-- Begin Data rows --

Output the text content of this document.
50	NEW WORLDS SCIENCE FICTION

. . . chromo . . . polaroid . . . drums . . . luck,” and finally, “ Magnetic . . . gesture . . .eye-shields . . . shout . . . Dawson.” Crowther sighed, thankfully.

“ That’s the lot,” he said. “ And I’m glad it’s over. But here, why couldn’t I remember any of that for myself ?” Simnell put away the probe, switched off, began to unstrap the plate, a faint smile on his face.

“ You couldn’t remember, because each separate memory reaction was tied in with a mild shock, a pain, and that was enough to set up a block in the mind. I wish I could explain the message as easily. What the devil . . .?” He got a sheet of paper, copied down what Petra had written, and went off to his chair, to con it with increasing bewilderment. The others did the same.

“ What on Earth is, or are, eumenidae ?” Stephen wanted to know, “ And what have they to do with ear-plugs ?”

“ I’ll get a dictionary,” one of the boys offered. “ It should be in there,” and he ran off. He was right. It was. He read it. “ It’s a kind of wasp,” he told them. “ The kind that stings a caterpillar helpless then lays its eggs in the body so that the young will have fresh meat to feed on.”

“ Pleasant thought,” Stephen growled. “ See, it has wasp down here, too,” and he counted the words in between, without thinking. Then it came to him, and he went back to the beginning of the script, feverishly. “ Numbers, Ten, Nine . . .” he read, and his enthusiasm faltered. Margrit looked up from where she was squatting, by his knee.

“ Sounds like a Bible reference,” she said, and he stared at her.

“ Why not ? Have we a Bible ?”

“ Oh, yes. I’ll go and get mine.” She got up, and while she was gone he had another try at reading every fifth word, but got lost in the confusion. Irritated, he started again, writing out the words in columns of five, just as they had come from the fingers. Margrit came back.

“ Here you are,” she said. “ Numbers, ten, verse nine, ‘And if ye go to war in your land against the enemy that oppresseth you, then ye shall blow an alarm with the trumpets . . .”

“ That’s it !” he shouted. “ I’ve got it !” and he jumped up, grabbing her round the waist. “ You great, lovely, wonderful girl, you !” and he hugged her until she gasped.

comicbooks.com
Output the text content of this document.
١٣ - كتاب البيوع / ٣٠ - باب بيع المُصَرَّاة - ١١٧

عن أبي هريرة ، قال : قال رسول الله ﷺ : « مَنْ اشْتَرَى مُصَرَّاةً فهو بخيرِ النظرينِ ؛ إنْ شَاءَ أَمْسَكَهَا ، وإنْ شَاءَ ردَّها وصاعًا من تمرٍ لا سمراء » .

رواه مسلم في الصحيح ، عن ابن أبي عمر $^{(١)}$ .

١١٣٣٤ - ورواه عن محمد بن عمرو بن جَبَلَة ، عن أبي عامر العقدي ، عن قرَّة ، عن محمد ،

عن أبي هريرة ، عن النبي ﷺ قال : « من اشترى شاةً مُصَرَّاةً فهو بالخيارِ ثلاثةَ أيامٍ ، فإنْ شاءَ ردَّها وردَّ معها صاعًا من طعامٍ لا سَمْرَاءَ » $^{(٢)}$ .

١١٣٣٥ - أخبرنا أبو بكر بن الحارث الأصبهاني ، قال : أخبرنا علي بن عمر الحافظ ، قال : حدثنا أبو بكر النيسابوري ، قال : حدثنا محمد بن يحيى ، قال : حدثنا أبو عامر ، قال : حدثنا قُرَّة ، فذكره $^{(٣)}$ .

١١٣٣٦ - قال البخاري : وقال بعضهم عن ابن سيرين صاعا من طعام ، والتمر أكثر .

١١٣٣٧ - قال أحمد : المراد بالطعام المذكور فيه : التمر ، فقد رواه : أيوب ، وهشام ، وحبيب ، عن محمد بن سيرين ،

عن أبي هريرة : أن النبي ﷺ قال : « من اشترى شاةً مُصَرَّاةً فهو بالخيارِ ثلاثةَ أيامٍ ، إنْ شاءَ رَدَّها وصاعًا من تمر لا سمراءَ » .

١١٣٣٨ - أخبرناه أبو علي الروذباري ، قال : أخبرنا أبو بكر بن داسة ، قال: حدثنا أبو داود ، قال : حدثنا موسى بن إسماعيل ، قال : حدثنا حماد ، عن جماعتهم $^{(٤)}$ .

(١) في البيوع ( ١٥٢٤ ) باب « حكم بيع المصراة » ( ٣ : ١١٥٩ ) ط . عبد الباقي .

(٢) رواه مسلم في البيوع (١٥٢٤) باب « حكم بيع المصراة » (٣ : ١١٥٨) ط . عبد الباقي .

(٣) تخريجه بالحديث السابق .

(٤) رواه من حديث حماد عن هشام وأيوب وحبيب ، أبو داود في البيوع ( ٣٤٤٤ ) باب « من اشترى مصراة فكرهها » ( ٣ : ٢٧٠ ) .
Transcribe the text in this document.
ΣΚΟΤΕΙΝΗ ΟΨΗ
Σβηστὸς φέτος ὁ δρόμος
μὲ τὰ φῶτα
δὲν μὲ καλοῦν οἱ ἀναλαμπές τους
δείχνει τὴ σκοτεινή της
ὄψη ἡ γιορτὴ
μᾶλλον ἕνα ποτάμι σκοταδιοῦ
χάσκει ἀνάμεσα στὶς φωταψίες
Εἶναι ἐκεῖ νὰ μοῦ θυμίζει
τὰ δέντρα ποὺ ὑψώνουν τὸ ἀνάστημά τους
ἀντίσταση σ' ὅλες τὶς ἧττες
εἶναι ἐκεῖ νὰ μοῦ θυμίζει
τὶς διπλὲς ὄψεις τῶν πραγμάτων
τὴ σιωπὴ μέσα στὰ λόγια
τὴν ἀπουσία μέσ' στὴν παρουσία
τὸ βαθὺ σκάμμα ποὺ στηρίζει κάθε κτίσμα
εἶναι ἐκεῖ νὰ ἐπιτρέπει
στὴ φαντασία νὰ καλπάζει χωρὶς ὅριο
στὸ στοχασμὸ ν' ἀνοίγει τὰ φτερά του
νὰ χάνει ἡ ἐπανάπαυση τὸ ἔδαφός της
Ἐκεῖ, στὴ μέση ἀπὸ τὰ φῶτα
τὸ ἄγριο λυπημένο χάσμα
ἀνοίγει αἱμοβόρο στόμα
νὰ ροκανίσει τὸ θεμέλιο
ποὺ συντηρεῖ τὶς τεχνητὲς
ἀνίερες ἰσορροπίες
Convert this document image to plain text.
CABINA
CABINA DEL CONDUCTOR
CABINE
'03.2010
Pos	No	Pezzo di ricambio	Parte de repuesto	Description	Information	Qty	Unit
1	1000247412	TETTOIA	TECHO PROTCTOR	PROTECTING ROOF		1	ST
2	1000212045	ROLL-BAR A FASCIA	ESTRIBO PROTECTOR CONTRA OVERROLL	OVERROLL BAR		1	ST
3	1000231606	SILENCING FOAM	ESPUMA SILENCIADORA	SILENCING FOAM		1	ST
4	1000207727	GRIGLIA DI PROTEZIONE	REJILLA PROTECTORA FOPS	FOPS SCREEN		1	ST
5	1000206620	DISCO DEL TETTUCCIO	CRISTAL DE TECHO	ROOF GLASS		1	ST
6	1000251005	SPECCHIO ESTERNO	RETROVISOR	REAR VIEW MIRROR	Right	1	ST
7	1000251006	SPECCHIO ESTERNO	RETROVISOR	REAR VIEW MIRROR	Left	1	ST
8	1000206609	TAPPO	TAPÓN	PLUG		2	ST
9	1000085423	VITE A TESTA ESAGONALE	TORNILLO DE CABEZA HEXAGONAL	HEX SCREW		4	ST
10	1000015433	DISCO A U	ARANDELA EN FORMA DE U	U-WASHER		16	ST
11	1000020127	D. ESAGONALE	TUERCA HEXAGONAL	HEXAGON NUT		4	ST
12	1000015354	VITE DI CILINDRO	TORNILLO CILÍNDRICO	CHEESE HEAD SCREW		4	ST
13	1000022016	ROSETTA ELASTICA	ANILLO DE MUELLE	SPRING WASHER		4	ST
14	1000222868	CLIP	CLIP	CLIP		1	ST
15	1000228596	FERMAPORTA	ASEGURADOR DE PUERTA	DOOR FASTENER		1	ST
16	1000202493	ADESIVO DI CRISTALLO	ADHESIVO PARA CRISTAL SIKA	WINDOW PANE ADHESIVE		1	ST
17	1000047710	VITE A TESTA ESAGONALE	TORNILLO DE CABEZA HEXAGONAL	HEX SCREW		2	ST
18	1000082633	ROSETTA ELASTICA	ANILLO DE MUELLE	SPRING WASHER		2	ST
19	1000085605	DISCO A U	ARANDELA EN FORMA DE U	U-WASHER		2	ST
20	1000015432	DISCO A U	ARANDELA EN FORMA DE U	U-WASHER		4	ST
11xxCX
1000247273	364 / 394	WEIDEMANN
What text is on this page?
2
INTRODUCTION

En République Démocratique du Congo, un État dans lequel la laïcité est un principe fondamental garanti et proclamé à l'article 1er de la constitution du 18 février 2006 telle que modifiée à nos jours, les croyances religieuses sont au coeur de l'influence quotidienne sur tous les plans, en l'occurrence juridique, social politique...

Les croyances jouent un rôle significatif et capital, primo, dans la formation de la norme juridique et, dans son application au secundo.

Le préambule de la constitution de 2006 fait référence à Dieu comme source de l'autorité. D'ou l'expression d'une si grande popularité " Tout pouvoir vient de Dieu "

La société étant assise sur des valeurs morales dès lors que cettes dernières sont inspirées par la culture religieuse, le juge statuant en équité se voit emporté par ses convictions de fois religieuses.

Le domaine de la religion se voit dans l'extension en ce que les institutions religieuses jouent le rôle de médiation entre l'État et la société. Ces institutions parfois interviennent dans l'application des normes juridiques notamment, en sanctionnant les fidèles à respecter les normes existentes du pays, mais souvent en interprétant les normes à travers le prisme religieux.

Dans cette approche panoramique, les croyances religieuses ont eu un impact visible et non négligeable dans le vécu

-- End Data rows --

## Task brief
Filter the records for lines holding the string "came". Copy each one.

## Answer to the problem
“ Pleasant thought,” Stephen growled. “ See, it has wasp down here, too,” and he counted the words in between, without thinking. Then it came to him, and he went back to the beginning of the script, feverishly. “ Numbers, Ten, Nine . . .” he read, and his enthusiasm faltered. Margrit looked up from where she was squatting, by his knee.
“ Oh, yes. I’ll go and get mine.” She got up, and while she was gone he had another try at reading every fifth word, but got lost in the confusion. Irritated, he started again, writing out the words in columns of five, just as they had come from the fingers. Margrit came back.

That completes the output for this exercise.